▶ [BRANO CITATO]

——

REPETITA

Avevo un amico che a diciott’anni entrò in banca, lavorò come un matto, si impadronì di tutti i meccanismi e fece carriera. Già a quarant’anni era divenuto un dirigente, e figurarsi a cinquanta. Naturalmente, non aveva avuto il tempo e nemmeno il bisogno di laurearsi e tuttavia, essendo una persona importante, tutti quelli che lo incontravano si sentivano in dovere di dargli del “Dottore”. Il poverino era sempre costretto a ripetere – mettendo in imbarazzo l’interlocutore – “Non sono dottore”. E non aveva alternativa. Se avesse accettato l’omaggio di quel titolo, poi magari dietro le sue spalle si sarebbe riso di lui, dicendo che “cercava di passare per laureato e non lo era”.

——

▶ [CONSEGNE]
[1] Indica se ciascuna affermazione concorda con il brano sull’amico bancario, rispondendo sì o no e citando testualmente le parole decisive del brano: (a) l’amico entrò in banca a diciotto anni; (b) l’amico si laureò prima di diventare dirigente; (c) l’amico accettava volentieri di essere chiamato “Dottore”.
[2] Continua il brano sull’amico bancario a partire dalla sua ultima frase.

▶ [MATERIALE RACCOLTO]
——

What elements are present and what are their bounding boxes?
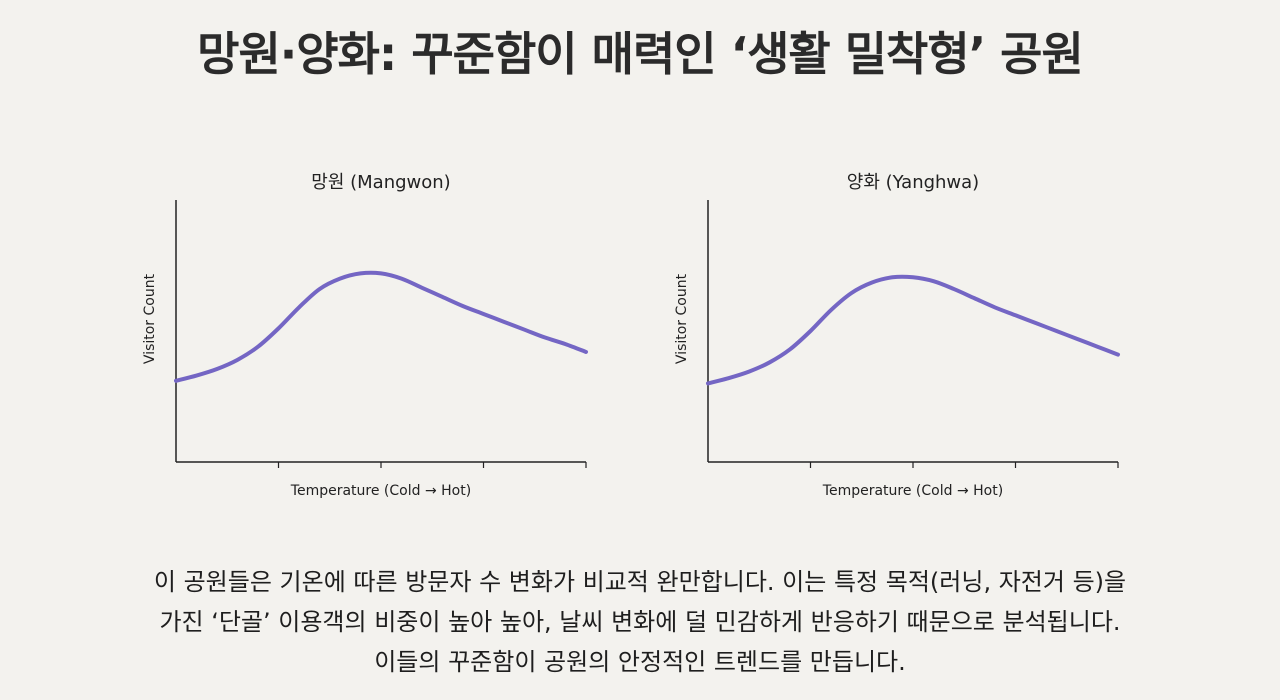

——

▶ [SOLUZIONI]
[1]
(a) Sì: «a diciott’anni entrò in banca».
(b) No: «non aveva avuto il tempo e nemmeno il bisogno di laurearsi».
(c) No: «Il poverino era sempre costretto a ripetere – mettendo in imbarazzo l’interlocutore – “Non sono dottore”».

[2]
A volte sono gli altri che ci costringono a ripetere le cose. Se un professore d’italiano sente gli alunni che pronunciano “alàcre”, “dèvio”, “persuàdere” altrettante volte dovrà ricordargli che l’accento giusto è “àlacre”, “devìo”, “persuadère”. Nessuno potrebbe dargli torto. Ciò che è ripetitivo è l’errore degli alunni, non la correzione.
Dico tutto ciò per scusarmi. Mi rendo conto che ho spesso scritto che i politici sono meno colpevoli di quanto si pensi, mentre gli italiani lo sono parecchio di più di quanto credano, ma come tollerare che Francesco Verderami, sul Corriere della Sera(1), dia ancora una volta ai politici il torto di fare troppe promesse?
Il giornalista ravvisa l’origine del malvezzo in Berlusconi che nel ’93-’94 presentò programmi mirabolanti. Gli altri – scrive – lo biasimarono, ma presto lo imitarono e ancora lo imitano. Storiografia da bettola. Verderami dovrebbe sapere che l’uso di promesse eccessive e inverosimili è nato molto tempo fa. In particolare con la democrazia, nel V secolo A.C, o forse anche prima. Certe affermazioni contro Berlusconi sono possibili soltanto perché trovano orecchie accoglienti.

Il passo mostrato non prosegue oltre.